→ Data supplied:
*****

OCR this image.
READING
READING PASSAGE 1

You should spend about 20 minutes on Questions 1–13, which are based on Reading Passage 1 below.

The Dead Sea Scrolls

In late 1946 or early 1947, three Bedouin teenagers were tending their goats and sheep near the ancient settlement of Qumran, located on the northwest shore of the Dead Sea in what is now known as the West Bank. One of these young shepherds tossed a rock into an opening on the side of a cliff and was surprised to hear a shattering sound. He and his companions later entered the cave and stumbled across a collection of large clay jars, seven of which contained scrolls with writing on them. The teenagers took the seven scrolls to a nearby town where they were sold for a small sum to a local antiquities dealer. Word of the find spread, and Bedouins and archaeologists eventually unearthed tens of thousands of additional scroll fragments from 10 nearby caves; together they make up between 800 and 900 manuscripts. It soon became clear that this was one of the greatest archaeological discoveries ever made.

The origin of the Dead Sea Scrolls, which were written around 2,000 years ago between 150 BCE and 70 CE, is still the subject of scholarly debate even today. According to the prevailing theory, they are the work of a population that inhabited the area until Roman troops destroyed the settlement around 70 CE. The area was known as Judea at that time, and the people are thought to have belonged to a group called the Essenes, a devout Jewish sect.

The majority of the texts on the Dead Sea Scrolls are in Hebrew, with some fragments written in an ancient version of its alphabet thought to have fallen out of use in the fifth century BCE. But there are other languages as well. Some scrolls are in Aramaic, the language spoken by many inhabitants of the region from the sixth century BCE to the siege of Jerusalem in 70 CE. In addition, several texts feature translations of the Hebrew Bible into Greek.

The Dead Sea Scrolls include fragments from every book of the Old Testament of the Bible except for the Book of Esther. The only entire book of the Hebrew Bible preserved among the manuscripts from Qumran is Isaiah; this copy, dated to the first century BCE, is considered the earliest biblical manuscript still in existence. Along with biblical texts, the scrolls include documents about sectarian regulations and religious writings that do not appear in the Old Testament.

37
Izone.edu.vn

*****

→ Task brief: Return each line in the records that holds the string "texts".

→ Reply:
The majority of the texts on the Dead Sea Scrolls are in Hebrew, with some fragments written in an ancient version of its alphabet thought to have fallen out of use in the fifth century BCE. But there are other languages as well. Some scrolls are in Aramaic, the language spoken by many inhabitants of the region from the sixth century BCE to the siege of Jerusalem in 70 CE. In addition, several texts feature translations of the Hebrew Bible into Greek.
The Dead Sea Scrolls include fragments from every book of the Old Testament of the Bible except for the Book of Esther. The only entire book of the Hebrew Bible preserved among the manuscripts from Qumran is Isaiah; this copy, dated to the first century BCE, is considered the earliest biblical manuscript still in existence. Along with biblical texts, the scrolls include documents about sectarian regulations and religious writings that do not appear in the Old Testament.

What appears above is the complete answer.